— Start —
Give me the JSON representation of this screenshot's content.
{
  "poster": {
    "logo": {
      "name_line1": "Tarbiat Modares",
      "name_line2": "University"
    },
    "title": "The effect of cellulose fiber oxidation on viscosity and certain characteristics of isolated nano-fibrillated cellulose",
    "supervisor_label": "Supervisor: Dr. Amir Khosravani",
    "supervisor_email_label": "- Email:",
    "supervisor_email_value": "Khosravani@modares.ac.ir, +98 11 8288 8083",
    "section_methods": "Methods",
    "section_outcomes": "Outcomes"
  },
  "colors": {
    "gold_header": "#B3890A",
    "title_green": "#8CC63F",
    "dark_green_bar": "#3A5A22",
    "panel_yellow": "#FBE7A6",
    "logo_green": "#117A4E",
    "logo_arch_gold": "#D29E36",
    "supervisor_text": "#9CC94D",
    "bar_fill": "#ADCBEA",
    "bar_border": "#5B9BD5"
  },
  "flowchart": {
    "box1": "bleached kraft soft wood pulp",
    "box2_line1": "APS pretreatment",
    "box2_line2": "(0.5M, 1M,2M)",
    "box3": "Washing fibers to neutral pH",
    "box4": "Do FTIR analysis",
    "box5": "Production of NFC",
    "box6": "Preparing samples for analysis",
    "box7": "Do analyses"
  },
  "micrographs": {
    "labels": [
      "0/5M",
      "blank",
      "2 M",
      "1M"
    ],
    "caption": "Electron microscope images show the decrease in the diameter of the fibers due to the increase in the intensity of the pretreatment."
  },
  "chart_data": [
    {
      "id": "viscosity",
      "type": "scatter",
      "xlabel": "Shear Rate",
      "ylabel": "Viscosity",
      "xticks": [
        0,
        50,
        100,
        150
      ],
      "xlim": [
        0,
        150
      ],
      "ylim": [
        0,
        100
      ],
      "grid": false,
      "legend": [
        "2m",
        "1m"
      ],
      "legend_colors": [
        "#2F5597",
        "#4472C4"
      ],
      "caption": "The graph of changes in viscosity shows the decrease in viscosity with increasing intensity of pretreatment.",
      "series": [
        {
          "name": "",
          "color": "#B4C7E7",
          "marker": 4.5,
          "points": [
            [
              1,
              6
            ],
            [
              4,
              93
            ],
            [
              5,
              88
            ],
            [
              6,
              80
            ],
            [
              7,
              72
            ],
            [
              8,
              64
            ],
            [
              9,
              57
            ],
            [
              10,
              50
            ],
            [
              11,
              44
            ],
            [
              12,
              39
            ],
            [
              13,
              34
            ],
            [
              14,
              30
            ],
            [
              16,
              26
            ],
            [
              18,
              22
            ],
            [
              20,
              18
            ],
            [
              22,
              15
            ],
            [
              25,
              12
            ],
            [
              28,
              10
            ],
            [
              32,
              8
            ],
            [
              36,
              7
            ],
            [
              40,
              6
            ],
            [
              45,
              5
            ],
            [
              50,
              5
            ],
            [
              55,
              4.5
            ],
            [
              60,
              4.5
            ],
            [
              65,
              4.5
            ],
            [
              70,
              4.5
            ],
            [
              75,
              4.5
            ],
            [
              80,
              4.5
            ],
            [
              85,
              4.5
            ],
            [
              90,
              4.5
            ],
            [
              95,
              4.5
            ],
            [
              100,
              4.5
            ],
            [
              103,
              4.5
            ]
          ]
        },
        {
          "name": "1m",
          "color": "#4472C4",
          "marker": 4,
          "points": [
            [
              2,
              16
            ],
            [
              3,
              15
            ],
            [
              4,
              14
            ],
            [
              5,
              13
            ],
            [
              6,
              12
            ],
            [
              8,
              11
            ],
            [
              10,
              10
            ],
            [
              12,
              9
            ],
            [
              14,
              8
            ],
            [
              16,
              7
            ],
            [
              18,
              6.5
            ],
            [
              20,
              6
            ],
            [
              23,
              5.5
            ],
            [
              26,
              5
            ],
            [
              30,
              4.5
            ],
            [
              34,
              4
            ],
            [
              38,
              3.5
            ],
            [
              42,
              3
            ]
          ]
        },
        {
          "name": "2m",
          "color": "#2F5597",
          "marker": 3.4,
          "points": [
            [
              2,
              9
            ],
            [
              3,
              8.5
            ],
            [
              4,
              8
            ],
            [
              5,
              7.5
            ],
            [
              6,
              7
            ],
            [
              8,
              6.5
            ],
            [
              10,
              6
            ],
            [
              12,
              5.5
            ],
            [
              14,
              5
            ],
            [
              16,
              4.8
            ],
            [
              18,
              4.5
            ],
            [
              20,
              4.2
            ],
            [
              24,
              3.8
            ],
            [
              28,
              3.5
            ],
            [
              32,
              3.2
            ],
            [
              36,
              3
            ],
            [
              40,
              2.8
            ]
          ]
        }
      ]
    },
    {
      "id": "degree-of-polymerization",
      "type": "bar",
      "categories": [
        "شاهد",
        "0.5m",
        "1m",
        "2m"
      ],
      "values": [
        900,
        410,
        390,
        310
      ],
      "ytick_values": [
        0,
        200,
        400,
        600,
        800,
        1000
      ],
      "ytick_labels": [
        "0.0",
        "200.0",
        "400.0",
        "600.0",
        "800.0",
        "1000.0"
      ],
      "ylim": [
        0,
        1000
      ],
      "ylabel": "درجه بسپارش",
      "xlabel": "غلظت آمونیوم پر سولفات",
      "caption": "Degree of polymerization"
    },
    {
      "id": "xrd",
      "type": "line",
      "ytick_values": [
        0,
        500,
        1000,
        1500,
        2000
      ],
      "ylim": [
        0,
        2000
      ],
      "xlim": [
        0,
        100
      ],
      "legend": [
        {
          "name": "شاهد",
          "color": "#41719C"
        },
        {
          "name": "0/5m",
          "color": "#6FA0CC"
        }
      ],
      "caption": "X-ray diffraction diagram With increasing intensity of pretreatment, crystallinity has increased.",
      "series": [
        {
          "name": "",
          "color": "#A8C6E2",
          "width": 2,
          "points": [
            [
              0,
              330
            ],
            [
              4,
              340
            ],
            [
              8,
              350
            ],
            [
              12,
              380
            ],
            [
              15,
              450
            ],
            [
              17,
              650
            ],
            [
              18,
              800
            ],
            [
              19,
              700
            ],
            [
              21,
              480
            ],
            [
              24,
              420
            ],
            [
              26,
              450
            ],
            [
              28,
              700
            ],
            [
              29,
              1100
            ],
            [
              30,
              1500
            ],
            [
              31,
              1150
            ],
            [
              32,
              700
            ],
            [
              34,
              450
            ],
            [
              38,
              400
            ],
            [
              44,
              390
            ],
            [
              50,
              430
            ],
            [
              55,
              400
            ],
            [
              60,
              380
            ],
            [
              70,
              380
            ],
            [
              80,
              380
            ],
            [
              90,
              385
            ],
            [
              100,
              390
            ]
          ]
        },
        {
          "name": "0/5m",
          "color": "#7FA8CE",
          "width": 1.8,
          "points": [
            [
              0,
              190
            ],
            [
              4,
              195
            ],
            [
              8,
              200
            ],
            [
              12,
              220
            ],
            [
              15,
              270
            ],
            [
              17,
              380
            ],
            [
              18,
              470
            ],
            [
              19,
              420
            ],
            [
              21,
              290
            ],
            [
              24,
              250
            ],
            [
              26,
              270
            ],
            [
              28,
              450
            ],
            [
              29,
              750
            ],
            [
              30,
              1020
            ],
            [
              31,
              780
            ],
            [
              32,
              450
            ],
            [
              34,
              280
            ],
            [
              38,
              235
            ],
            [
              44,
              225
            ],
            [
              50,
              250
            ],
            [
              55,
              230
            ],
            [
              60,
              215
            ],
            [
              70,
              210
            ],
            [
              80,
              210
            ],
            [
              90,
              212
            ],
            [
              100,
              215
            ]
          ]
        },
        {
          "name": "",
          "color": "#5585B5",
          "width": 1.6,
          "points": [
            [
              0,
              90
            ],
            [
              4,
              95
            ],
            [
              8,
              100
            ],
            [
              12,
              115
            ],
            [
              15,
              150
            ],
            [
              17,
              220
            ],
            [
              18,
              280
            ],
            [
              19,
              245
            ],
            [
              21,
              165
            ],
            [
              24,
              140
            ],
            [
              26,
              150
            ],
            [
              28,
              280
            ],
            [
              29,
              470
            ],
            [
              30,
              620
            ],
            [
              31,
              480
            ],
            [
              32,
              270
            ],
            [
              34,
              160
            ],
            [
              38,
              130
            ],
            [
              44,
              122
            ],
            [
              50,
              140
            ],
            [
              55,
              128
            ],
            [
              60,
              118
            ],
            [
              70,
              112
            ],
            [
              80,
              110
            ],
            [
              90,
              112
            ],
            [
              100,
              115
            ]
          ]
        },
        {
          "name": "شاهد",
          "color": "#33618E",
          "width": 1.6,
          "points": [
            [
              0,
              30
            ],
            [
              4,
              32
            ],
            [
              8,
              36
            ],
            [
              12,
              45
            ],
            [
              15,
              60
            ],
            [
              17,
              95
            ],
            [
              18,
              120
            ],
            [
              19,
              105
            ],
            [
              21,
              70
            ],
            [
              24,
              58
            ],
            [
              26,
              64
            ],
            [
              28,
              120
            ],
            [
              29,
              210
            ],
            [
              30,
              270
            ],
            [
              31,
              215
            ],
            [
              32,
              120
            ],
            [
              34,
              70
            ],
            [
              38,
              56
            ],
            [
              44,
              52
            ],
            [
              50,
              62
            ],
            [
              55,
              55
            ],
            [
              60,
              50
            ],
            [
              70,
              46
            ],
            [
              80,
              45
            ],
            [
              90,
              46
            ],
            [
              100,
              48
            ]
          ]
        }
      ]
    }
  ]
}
— End —
(Brief)
Look through the records and gather every line containing "caption".

(Written answer)
    "caption": "Electron microscope images show the decrease in the diameter of the fibers due to the increase in the intensity of the pretreatment."
      "caption": "The graph of changes in viscosity shows the decrease in viscosity with increasing intensity of pretreatment.",
      "caption": "Degree of polymerization"
      "caption": "X-ray diffraction diagram With increasing intensity of pretreatment, crystallinity has increased.",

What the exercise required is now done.